* Written problem: Each entry below is to be given again word for word, with no pictures.

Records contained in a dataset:
···

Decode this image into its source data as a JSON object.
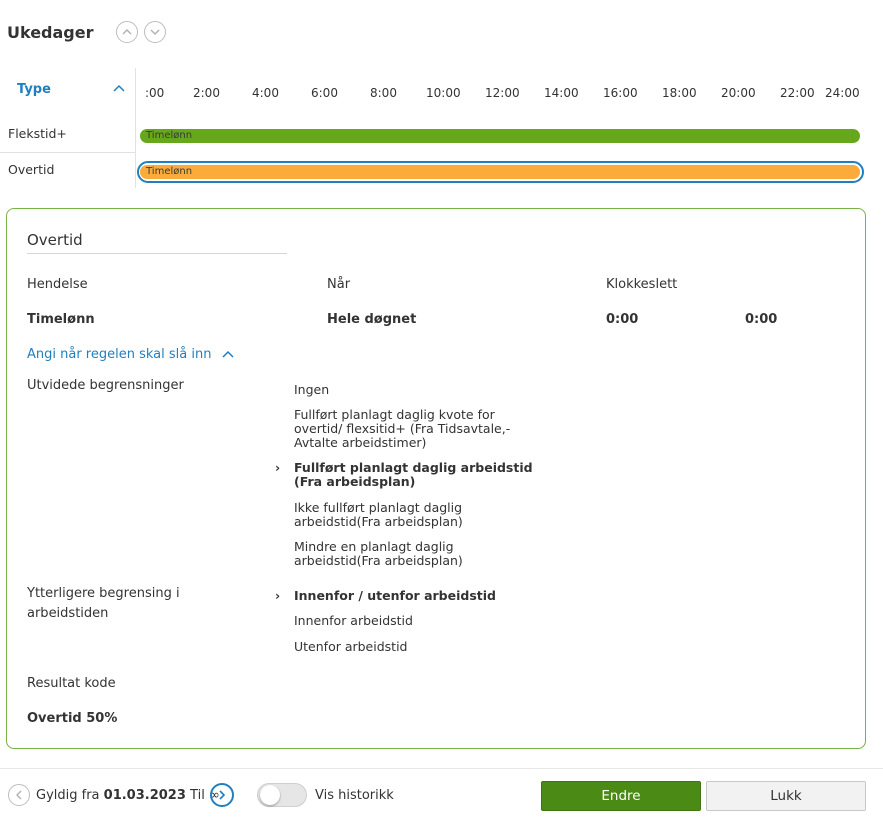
{
  "header": {
    "title": "Ukedager",
    "up_icon": "chevron-up-icon",
    "down_icon": "chevron-down-icon"
  },
  "timeline": {
    "type_label": "Type",
    "ticks": [
      ":00",
      "2:00",
      "4:00",
      "6:00",
      "8:00",
      "10:00",
      "12:00",
      "14:00",
      "16:00",
      "18:00",
      "20:00",
      "22:00",
      "24:00"
    ],
    "rows": [
      {
        "label": "Flekstid+",
        "bar_label": "Timelønn",
        "color": "#66a71c"
      },
      {
        "label": "Overtid",
        "bar_label": "Timelønn",
        "color": "#fbab3a"
      }
    ]
  },
  "detail": {
    "title": "Overtid",
    "headers": {
      "event": "Hendelse",
      "when": "Når",
      "time": "Klokkeslett"
    },
    "values": {
      "event": "Timelønn",
      "when": "Hele døgnet",
      "time_from": "0:00",
      "time_to": "0:00"
    },
    "rule_link": "Angi når regelen skal slå inn",
    "extended_label": "Utvidede begrensninger",
    "extended_options": [
      "Ingen",
      "Fullført planlagt daglig kvote for overtid/ flexsitid+ (Fra Tidsavtale,- Avtalte arbeidstimer)",
      "Fullført planlagt daglig arbeidstid (Fra arbeidsplan)",
      "Ikke fullført planlagt daglig arbeidstid(Fra arbeidsplan)",
      "Mindre en planlagt daglig arbeidstid(Fra arbeidsplan)"
    ],
    "extended_selected_index": 2,
    "further_label": "Ytterligere begrensing i arbeidstiden",
    "further_options": [
      "Innenfor / utenfor arbeidstid",
      "Innenfor arbeidstid",
      "Utenfor arbeidstid"
    ],
    "further_selected_index": 0,
    "result_label": "Resultat kode",
    "result_value": "Overtid 50%"
  },
  "footer": {
    "valid_prefix": "Gyldig fra",
    "valid_date": "01.03.2023",
    "valid_suffix": "Til ∞",
    "history_label": "Vis historikk",
    "history_enabled": false,
    "edit_button": "Endre",
    "close_button": "Lukk"
  }
}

···

* Exercise answer:
Decode this image into its source data as a JSON object.
{
  "header": {
    "title": "Ukedager",
    "up_icon": "chevron-up-icon",
    "down_icon": "chevron-down-icon"
  },
  "timeline": {
    "type_label": "Type",
    "ticks": [
      ":00",
      "2:00",
      "4:00",
      "6:00",
      "8:00",
      "10:00",
      "12:00",
      "14:00",
      "16:00",
      "18:00",
      "20:00",
      "22:00",
      "24:00"
    ],
    "rows": [
      {
        "label": "Flekstid+",
        "bar_label": "Timelønn",
        "color": "#66a71c"
      },
      {
        "label": "Overtid",
        "bar_label": "Timelønn",
        "color": "#fbab3a"
      }
    ]
  },
  "detail": {
    "title": "Overtid",
    "headers": {
      "event": "Hendelse",
      "when": "Når",
      "time": "Klokkeslett"
    },
    "values": {
      "event": "Timelønn",
      "when": "Hele døgnet",
      "time_from": "0:00",
      "time_to": "0:00"
    },
    "rule_link": "Angi når regelen skal slå inn",
    "extended_label": "Utvidede begrensninger",
    "extended_options": [
      "Ingen",
      "Fullført planlagt daglig kvote for overtid/ flexsitid+ (Fra Tidsavtale,- Avtalte arbeidstimer)",
      "Fullført planlagt daglig arbeidstid (Fra arbeidsplan)",
      "Ikke fullført planlagt daglig arbeidstid(Fra arbeidsplan)",
      "Mindre en planlagt daglig arbeidstid(Fra arbeidsplan)"
    ],
    "extended_selected_index": 2,
    "further_label": "Ytterligere begrensing i arbeidstiden",
    "further_options": [
      "Innenfor / utenfor arbeidstid",
      "Innenfor arbeidstid",
      "Utenfor arbeidstid"
    ],
    "further_selected_index": 0,
    "result_label": "Resultat kode",
    "result_value": "Overtid 50%"
  },
  "footer": {
    "valid_prefix": "Gyldig fra",
    "valid_date": "01.03.2023",
    "valid_suffix": "Til ∞",
    "history_label": "Vis historikk",
    "history_enabled": false,
    "edit_button": "Endre",
    "close_button": "Lukk"
  }
}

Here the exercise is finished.